• _Required task_
Read the material below. Count the lines containing "pokazivač" and give that count alone.

* begin *

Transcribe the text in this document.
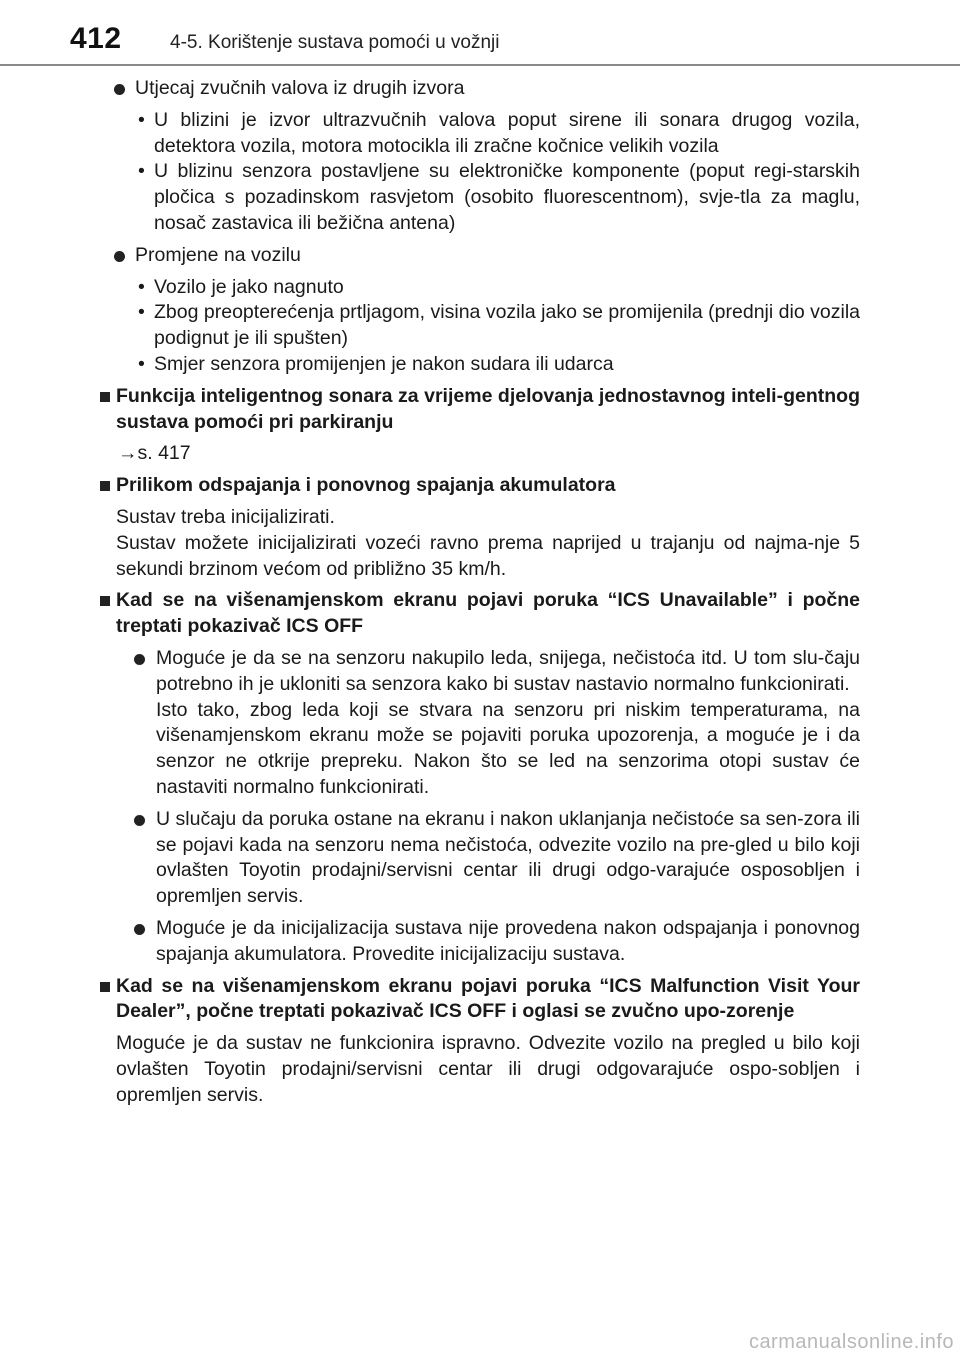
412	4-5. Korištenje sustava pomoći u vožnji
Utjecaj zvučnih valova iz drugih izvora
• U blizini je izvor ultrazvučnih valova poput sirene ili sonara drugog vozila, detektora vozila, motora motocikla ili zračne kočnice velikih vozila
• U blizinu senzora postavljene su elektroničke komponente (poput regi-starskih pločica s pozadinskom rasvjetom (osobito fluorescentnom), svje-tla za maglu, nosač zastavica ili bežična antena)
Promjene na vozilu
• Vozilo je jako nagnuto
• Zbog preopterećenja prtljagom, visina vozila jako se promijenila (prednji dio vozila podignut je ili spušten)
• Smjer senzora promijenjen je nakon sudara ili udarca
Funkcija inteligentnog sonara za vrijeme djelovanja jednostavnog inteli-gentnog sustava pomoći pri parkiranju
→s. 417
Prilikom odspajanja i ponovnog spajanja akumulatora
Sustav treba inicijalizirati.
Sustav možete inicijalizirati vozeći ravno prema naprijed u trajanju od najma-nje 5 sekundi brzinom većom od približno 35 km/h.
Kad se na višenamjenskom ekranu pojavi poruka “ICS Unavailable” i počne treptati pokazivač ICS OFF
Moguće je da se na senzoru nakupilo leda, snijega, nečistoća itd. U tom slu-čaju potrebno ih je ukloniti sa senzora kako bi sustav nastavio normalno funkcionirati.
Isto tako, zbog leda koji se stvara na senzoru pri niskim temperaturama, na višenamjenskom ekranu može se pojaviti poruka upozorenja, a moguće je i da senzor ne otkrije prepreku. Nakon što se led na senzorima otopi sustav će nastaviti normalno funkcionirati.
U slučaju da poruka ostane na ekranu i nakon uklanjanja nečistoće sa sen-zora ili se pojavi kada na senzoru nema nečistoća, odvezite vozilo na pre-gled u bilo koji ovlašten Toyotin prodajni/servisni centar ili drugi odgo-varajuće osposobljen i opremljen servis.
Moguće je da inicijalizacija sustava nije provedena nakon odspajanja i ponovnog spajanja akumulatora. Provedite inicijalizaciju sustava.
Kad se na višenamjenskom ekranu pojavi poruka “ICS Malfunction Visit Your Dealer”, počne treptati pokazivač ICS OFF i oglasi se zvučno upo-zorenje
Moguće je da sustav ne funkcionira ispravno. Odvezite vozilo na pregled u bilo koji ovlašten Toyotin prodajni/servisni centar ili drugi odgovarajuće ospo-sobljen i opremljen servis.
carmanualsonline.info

* end *
* begin *

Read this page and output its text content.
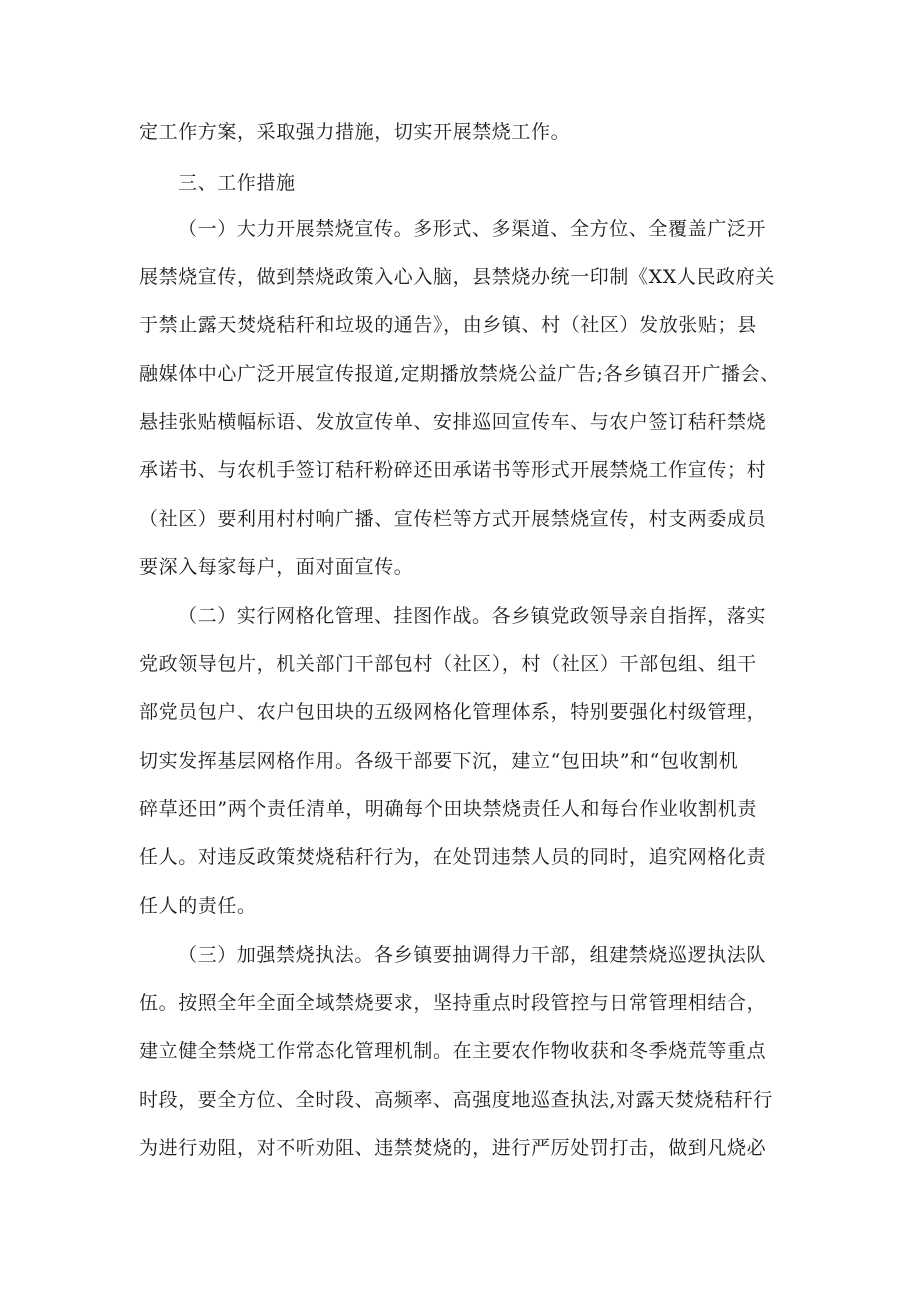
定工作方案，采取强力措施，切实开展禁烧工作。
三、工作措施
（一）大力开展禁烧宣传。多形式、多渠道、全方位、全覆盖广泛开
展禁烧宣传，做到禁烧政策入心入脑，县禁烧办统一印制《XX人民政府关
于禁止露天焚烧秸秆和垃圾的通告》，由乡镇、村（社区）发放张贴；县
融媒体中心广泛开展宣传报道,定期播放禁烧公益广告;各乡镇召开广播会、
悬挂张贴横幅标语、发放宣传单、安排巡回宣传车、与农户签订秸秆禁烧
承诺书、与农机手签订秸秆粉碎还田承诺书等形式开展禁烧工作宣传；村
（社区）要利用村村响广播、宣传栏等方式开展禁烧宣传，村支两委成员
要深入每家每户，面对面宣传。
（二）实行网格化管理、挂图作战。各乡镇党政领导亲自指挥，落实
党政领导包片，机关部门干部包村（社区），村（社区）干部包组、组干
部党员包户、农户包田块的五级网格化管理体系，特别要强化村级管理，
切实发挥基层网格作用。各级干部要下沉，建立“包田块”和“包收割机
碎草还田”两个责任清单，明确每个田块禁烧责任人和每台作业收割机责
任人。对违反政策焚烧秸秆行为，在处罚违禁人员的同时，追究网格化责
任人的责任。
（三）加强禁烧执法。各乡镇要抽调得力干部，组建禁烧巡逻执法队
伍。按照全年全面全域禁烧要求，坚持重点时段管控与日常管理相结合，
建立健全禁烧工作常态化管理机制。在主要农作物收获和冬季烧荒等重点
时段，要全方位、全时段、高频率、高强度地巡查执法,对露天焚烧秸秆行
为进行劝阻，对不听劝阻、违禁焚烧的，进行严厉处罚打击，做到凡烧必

* end *
* begin *

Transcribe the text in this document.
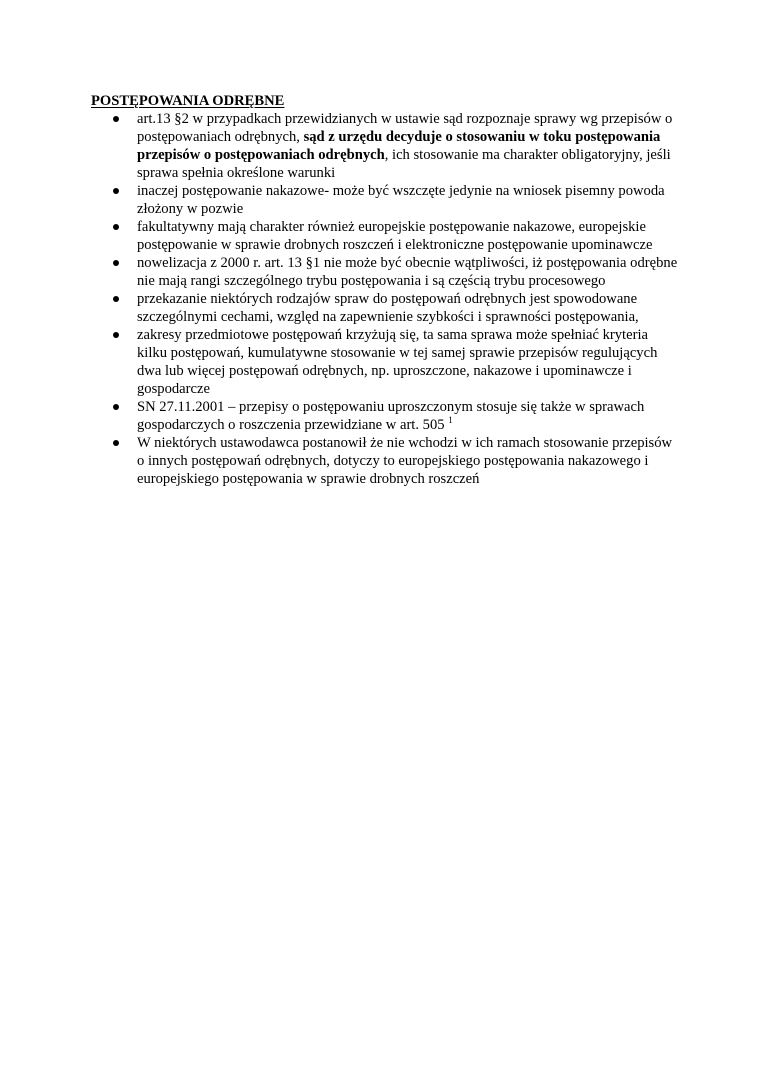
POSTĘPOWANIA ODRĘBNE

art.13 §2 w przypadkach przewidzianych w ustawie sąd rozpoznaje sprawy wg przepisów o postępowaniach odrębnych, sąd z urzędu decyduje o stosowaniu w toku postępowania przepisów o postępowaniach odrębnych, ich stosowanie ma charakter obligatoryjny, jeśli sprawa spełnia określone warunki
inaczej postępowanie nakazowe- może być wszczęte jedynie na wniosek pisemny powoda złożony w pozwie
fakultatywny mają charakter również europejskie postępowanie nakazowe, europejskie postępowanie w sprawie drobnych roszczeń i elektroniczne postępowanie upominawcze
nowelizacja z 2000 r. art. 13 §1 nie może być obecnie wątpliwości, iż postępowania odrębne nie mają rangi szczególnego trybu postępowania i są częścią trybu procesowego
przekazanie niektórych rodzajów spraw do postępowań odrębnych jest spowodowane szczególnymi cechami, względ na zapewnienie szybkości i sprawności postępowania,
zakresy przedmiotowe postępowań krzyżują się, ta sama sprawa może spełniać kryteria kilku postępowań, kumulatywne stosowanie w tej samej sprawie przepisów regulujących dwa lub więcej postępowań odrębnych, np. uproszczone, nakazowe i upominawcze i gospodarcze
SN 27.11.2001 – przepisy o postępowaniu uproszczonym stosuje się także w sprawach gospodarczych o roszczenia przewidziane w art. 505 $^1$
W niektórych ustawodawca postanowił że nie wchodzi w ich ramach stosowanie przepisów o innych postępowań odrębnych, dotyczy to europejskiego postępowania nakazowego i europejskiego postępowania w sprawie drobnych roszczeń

* end *

• _Exercise output_
2